The problem: Across the entries below, how many lines contain the word "years"? Give the number alone.

================

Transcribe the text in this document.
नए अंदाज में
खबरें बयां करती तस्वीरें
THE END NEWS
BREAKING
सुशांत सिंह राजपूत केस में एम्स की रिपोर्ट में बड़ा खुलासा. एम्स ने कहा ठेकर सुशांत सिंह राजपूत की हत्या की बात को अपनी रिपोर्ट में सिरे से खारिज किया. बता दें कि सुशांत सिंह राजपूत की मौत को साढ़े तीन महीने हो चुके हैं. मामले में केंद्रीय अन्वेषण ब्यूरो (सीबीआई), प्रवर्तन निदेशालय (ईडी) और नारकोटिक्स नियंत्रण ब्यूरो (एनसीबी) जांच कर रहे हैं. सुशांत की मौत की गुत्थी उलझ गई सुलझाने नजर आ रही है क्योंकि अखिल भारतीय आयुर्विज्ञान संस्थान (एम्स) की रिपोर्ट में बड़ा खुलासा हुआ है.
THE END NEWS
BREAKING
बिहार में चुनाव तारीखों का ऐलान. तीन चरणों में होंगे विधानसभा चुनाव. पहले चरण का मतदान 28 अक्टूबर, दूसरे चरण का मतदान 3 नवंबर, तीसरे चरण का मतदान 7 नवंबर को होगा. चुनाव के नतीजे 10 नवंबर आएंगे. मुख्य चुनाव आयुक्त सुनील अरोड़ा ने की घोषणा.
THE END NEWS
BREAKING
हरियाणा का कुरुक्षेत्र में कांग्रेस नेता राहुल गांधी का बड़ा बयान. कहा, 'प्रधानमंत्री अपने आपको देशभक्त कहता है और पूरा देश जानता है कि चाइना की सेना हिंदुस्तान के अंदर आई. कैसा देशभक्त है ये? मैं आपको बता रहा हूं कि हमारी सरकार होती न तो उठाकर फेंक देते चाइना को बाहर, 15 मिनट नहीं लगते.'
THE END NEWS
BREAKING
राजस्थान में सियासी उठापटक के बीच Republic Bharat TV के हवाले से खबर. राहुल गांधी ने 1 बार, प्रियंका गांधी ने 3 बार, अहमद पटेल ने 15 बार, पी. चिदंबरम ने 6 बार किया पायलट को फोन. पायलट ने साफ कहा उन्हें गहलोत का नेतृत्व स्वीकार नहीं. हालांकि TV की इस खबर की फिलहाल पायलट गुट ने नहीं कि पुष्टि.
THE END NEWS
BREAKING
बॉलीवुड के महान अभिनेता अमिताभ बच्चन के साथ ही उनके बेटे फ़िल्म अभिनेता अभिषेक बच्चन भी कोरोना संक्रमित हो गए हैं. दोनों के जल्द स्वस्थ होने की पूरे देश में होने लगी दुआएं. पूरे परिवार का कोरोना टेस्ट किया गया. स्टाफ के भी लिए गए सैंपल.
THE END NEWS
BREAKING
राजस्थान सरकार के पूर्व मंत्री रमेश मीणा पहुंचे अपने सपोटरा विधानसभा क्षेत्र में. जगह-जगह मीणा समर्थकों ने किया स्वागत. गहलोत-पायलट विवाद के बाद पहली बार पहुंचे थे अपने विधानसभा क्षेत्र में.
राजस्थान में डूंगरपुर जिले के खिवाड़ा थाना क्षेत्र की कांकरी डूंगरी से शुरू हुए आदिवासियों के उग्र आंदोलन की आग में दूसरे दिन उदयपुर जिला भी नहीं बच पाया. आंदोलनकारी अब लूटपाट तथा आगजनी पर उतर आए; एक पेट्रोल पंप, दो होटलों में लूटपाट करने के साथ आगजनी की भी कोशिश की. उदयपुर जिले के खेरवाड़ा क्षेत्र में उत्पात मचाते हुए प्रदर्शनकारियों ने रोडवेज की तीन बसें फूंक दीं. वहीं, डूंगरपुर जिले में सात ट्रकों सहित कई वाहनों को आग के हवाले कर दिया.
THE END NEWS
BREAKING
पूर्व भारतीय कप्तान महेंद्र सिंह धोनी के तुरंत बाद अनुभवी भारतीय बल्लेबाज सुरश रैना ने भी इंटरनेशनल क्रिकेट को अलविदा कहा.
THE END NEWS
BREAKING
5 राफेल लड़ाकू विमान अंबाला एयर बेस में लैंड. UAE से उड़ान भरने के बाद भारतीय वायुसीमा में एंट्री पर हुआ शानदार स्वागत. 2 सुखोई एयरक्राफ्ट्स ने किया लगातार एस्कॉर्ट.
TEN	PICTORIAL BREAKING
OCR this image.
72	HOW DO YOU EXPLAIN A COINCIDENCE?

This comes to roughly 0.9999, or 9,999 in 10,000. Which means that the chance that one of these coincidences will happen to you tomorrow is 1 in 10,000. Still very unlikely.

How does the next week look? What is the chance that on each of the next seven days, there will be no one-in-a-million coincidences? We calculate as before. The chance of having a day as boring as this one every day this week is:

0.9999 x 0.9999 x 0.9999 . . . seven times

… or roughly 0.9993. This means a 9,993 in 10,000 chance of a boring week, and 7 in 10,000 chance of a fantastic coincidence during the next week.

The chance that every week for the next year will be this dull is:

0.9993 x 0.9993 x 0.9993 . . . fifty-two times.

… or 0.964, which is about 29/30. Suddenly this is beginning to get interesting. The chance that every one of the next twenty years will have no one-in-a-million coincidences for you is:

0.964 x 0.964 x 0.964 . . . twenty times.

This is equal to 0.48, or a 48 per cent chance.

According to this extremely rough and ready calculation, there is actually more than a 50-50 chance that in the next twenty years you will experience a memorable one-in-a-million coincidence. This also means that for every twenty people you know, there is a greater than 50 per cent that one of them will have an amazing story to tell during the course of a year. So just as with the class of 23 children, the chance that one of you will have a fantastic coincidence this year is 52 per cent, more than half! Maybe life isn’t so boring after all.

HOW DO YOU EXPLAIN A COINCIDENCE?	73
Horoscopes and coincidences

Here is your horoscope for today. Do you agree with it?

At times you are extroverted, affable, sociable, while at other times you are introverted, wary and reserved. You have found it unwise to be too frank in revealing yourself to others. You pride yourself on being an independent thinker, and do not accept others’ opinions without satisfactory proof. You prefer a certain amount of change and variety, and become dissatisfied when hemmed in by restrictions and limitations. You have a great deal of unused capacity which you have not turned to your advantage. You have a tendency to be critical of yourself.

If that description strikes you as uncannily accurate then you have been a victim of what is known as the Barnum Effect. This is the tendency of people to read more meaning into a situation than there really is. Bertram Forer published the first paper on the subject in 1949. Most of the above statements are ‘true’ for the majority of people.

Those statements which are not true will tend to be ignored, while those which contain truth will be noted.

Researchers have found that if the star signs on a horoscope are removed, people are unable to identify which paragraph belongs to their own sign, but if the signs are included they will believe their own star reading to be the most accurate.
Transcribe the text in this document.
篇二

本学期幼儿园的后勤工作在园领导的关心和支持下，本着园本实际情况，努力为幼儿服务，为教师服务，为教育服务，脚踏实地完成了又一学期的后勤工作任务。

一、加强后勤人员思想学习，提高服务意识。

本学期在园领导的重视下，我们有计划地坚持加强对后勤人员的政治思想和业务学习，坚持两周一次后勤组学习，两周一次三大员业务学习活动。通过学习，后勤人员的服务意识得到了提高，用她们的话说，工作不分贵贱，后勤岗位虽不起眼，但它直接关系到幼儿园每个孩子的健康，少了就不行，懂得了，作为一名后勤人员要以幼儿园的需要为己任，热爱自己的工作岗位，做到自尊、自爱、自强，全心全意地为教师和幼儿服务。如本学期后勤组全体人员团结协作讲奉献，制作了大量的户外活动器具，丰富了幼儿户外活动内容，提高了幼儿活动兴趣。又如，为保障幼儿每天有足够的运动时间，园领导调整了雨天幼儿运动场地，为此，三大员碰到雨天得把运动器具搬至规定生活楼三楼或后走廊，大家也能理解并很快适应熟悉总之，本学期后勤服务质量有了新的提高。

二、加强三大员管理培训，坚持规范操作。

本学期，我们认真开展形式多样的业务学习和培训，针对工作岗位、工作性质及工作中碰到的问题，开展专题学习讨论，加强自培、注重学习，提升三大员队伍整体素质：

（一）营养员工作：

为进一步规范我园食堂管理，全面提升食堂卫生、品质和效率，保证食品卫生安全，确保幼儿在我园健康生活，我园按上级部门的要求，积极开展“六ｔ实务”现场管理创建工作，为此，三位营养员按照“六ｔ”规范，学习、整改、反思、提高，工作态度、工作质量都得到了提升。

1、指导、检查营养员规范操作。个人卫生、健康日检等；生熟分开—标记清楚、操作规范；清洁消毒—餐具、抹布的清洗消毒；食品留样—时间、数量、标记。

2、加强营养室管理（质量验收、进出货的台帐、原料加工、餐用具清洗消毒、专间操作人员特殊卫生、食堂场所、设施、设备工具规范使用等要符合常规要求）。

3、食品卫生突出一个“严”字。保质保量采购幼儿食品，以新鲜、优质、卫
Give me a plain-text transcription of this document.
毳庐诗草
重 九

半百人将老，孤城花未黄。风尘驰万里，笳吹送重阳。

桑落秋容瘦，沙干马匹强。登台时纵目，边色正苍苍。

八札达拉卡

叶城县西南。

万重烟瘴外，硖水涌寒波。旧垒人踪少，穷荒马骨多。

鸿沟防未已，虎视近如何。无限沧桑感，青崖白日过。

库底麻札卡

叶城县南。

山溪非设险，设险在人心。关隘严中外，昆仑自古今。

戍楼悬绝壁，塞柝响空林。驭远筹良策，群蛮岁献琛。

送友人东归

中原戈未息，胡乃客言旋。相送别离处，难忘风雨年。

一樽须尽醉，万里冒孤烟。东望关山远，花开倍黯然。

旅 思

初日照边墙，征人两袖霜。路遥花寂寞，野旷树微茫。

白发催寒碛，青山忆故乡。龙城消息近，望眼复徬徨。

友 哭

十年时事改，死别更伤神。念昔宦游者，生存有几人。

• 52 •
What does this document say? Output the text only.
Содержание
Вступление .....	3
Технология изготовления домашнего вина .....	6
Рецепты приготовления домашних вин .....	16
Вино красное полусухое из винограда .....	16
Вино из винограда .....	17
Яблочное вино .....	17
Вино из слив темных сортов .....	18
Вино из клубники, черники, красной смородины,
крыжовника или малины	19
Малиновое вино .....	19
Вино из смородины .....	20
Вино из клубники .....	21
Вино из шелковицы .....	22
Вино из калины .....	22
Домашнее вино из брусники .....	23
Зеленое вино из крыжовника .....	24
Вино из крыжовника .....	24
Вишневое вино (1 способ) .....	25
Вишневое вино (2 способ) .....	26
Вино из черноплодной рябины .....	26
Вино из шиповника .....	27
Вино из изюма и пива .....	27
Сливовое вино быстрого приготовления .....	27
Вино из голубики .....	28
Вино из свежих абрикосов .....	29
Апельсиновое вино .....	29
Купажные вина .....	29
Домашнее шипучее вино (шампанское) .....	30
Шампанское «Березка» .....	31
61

================

Solution below: 2